What you are asked to do: Select and reproduce each line of the listing below that bears the string "text".

-------- Supplied information

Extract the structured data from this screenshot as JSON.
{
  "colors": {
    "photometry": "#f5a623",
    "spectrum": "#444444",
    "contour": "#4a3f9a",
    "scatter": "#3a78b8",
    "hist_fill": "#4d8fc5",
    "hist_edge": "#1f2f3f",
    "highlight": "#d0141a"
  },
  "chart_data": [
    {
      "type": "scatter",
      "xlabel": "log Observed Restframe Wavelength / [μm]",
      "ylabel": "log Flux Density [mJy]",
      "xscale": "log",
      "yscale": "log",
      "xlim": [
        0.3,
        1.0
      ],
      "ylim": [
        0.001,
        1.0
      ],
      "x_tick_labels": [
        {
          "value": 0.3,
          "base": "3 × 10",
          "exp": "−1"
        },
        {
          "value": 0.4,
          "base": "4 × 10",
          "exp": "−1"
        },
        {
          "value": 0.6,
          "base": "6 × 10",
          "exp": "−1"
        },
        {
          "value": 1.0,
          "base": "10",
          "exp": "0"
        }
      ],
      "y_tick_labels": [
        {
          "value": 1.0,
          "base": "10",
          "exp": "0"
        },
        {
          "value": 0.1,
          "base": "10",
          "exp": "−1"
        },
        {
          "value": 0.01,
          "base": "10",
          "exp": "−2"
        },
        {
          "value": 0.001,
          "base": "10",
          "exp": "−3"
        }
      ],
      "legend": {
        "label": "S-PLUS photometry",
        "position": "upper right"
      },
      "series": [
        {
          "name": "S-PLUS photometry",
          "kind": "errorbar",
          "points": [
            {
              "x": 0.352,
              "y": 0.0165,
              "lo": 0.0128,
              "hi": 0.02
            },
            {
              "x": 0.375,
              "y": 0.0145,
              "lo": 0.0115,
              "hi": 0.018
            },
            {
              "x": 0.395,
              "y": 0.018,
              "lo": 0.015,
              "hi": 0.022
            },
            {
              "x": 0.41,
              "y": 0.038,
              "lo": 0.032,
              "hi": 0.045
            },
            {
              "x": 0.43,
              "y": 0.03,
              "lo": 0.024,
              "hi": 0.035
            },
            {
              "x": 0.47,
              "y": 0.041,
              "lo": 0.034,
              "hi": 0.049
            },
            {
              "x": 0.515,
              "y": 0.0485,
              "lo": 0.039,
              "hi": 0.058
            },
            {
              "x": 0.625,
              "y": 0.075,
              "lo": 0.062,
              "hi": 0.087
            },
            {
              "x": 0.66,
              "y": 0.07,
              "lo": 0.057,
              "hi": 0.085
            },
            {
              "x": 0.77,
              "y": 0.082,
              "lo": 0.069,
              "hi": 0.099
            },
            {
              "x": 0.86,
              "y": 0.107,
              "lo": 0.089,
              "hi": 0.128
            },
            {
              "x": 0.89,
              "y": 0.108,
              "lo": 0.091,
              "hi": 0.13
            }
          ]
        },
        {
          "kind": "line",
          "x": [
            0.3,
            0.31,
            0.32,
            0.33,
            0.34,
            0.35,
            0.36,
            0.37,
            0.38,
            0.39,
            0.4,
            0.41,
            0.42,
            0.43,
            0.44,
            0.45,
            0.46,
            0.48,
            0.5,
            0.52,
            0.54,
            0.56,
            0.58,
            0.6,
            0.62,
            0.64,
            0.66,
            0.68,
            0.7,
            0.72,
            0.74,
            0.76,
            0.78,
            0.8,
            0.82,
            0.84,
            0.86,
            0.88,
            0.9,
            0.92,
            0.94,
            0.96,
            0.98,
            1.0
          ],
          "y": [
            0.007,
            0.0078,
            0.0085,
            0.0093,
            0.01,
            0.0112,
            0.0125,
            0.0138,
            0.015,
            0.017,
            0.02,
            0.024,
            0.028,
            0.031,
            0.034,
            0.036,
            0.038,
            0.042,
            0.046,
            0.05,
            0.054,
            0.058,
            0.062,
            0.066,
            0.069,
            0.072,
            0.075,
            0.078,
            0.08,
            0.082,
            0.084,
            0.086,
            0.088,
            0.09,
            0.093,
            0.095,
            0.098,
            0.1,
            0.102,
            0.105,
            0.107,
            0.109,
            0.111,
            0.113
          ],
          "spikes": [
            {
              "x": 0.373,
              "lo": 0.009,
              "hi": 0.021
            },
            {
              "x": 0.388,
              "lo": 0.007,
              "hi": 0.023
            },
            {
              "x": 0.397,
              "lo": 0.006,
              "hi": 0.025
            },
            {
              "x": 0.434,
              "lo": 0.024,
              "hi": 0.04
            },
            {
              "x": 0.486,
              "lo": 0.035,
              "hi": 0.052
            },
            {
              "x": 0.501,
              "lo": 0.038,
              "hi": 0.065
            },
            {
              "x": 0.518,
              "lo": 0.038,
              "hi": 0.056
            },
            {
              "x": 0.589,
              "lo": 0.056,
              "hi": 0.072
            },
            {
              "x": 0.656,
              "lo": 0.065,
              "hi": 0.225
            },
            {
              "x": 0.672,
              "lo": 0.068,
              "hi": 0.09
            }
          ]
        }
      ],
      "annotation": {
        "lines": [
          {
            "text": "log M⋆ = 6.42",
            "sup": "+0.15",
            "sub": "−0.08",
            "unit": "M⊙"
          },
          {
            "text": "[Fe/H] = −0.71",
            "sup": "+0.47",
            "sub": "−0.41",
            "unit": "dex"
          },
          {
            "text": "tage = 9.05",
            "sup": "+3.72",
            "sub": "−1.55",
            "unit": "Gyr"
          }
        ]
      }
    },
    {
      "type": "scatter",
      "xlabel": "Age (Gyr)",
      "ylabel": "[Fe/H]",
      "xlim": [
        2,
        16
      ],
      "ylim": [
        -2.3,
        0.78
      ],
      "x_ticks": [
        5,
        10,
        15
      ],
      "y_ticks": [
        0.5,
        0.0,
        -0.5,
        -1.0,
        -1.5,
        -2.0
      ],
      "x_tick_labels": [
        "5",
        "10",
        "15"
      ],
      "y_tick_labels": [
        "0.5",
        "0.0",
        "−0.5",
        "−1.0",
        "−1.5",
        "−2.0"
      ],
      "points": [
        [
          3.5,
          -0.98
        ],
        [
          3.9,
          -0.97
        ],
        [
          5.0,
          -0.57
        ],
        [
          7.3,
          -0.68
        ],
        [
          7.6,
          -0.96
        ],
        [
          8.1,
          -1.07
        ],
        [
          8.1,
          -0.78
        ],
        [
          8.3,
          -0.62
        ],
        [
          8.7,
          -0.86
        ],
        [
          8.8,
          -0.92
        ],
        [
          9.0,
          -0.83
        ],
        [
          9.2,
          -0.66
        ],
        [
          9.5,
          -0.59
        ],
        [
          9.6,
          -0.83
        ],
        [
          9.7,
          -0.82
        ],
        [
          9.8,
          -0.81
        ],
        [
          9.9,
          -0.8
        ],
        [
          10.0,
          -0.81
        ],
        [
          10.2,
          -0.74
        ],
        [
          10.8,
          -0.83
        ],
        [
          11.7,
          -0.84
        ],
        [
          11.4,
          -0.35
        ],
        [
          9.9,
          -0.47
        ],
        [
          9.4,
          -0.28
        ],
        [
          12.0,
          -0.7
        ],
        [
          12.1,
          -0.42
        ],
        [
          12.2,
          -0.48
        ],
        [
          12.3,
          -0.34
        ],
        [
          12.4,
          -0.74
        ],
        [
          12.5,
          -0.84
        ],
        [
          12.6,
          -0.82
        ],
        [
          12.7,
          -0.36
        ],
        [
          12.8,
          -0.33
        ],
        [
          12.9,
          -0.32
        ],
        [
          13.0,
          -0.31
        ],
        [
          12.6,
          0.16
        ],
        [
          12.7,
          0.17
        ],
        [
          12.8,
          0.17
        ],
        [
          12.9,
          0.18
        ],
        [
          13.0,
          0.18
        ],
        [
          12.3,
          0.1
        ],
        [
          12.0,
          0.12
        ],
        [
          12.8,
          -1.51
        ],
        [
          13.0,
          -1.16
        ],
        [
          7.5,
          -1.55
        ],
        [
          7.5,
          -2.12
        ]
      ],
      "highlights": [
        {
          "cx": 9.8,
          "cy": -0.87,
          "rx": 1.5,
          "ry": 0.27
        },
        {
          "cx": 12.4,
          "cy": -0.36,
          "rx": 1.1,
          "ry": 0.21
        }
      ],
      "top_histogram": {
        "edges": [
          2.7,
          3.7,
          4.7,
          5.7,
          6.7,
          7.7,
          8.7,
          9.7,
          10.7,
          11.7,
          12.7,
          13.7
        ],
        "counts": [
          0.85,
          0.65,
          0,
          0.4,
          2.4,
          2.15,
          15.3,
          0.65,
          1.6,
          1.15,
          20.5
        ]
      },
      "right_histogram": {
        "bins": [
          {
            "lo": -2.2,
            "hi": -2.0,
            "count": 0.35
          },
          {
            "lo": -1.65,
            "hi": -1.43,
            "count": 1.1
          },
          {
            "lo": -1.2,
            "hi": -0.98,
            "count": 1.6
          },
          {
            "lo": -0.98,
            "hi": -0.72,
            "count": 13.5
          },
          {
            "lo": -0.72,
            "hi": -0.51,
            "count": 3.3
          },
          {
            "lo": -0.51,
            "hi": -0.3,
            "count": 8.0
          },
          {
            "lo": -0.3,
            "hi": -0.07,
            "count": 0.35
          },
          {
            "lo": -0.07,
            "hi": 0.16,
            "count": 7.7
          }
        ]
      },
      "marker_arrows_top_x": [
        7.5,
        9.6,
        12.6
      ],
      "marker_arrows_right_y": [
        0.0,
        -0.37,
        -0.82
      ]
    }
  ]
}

----------------

Solution for this task:
            "text": "log M⋆ = 6.42",
            "text": "[Fe/H] = −0.71",
            "text": "tage = 9.05",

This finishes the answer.